= WHAT TO WORK ON =
Present each line of the entries below that holds the word "Октябрьская".
## Start THE DATA
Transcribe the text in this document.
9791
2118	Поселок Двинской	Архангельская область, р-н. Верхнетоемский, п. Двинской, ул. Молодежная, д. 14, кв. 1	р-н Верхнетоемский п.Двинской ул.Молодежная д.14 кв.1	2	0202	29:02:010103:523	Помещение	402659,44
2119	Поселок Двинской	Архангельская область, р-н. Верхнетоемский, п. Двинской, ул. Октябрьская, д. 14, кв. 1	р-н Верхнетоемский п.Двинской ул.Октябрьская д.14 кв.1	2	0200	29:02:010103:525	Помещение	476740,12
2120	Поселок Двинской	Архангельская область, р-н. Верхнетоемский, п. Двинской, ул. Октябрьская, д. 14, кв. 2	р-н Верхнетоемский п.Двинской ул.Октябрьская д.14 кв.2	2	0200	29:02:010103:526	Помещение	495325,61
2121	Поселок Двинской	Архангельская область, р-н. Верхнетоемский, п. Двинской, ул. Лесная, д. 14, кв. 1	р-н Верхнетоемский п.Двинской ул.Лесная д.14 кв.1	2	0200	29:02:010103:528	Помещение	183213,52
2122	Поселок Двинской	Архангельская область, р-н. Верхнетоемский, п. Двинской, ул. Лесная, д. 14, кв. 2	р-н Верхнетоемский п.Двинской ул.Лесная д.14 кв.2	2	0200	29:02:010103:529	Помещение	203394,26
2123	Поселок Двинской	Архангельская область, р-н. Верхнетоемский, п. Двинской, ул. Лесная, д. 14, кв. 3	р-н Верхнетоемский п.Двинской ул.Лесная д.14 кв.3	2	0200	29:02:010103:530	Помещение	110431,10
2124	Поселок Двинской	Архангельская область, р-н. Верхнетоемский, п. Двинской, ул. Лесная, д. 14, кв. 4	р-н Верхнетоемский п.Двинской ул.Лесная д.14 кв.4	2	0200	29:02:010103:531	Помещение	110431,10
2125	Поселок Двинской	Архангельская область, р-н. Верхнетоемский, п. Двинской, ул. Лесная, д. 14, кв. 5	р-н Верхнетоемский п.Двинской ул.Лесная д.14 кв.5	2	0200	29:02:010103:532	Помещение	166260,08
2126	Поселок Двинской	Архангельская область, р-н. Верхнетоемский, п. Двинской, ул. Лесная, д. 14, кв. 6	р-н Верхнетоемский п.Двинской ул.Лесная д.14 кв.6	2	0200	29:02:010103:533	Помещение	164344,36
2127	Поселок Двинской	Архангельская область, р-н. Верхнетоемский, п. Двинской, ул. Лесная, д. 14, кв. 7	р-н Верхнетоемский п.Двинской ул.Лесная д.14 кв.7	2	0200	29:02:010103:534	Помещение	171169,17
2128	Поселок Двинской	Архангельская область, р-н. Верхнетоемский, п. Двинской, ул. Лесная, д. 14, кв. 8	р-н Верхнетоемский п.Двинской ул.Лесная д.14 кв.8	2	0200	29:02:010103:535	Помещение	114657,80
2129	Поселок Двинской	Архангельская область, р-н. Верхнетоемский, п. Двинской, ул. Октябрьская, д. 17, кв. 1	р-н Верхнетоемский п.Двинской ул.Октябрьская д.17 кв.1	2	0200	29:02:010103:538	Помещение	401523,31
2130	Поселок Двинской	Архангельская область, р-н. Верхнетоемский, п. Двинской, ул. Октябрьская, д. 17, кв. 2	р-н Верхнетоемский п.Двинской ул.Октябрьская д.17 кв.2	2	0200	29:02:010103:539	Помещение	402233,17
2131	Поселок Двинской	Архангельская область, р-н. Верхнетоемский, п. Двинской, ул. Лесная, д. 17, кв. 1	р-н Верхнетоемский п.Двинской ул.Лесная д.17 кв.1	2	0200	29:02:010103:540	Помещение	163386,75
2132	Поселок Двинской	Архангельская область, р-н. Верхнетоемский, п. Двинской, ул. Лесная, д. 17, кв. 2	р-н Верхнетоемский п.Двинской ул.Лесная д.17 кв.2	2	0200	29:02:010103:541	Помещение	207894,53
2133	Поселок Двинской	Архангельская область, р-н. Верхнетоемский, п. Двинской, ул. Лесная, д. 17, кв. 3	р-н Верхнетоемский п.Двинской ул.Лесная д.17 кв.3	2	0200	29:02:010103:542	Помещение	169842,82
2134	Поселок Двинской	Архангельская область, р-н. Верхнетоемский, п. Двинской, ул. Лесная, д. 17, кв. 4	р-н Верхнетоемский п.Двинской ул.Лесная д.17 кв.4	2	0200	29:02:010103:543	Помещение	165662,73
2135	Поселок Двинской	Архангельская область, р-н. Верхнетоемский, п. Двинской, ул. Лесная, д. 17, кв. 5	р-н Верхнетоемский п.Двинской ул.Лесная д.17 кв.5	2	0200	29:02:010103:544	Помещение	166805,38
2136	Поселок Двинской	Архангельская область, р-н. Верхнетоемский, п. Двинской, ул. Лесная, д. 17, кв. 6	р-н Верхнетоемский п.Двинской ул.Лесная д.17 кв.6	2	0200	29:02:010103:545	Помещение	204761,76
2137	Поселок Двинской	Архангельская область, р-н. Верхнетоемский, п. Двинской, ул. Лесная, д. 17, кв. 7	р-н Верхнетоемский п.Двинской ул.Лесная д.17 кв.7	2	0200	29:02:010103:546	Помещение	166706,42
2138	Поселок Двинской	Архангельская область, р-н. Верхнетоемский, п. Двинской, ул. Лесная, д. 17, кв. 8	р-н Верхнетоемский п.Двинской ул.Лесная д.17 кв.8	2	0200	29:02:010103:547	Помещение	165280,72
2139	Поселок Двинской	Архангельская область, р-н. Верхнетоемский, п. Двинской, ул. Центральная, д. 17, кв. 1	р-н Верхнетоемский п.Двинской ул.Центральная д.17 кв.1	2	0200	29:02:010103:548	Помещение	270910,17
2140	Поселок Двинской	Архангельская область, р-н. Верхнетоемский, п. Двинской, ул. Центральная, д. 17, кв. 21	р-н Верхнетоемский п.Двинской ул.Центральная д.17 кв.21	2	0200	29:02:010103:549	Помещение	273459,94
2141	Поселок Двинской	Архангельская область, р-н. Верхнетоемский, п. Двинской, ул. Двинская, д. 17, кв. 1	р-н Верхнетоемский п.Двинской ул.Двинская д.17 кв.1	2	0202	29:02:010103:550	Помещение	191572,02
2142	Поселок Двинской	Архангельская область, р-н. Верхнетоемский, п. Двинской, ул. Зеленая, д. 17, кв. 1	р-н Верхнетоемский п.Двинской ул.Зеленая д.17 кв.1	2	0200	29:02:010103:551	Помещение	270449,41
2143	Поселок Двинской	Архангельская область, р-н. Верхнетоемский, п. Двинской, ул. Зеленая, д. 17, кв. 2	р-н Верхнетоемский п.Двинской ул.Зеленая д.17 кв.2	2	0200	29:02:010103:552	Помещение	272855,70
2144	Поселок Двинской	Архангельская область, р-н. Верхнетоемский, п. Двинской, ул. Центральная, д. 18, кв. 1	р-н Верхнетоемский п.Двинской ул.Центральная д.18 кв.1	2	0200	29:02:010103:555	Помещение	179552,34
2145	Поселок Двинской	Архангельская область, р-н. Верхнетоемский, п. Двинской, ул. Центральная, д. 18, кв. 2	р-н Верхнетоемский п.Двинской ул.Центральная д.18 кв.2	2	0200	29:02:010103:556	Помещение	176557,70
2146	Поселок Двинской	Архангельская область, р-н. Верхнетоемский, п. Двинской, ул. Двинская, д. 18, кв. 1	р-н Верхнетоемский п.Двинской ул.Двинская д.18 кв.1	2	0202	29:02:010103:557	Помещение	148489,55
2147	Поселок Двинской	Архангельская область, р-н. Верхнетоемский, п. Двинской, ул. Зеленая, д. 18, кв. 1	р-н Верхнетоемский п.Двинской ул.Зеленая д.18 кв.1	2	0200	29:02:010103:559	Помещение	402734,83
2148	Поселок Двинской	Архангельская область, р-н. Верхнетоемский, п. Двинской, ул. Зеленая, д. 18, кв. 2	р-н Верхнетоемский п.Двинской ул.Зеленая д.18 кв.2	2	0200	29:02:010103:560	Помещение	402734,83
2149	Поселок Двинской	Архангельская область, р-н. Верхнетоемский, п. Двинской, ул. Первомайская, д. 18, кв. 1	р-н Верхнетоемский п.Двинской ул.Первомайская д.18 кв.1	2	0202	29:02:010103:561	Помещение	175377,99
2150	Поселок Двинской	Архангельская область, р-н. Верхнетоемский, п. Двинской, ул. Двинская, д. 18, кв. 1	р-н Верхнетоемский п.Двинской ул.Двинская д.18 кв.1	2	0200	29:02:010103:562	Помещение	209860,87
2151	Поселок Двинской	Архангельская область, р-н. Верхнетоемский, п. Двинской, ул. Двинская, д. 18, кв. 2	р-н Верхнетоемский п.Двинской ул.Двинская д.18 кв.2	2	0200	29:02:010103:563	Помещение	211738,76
## End THE DATA
= PROBLEM SOLUTION =
2119	Поселок Двинской	Архангельская область, р-н. Верхнетоемский, п. Двинской, ул. Октябрьская, д. 14, кв. 1	р-н Верхнетоемский п.Двинской ул.Октябрьская д.14 кв.1	2	0200	29:02:010103:525	Помещение	476740,12
2120	Поселок Двинской	Архангельская область, р-н. Верхнетоемский, п. Двинской, ул. Октябрьская, д. 14, кв. 2	р-н Верхнетоемский п.Двинской ул.Октябрьская д.14 кв.2	2	0200	29:02:010103:526	Помещение	495325,61
2129	Поселок Двинской	Архангельская область, р-н. Верхнетоемский, п. Двинской, ул. Октябрьская, д. 17, кв. 1	р-н Верхнетоемский п.Двинской ул.Октябрьская д.17 кв.1	2	0200	29:02:010103:538	Помещение	401523,31
2130	Поселок Двинской	Архангельская область, р-н. Верхнетоемский, п. Двинской, ул. Октябрьская, д. 17, кв. 2	р-н Верхнетоемский п.Двинской ул.Октябрьская д.17 кв.2	2	0200	29:02:010103:539	Помещение	402233,17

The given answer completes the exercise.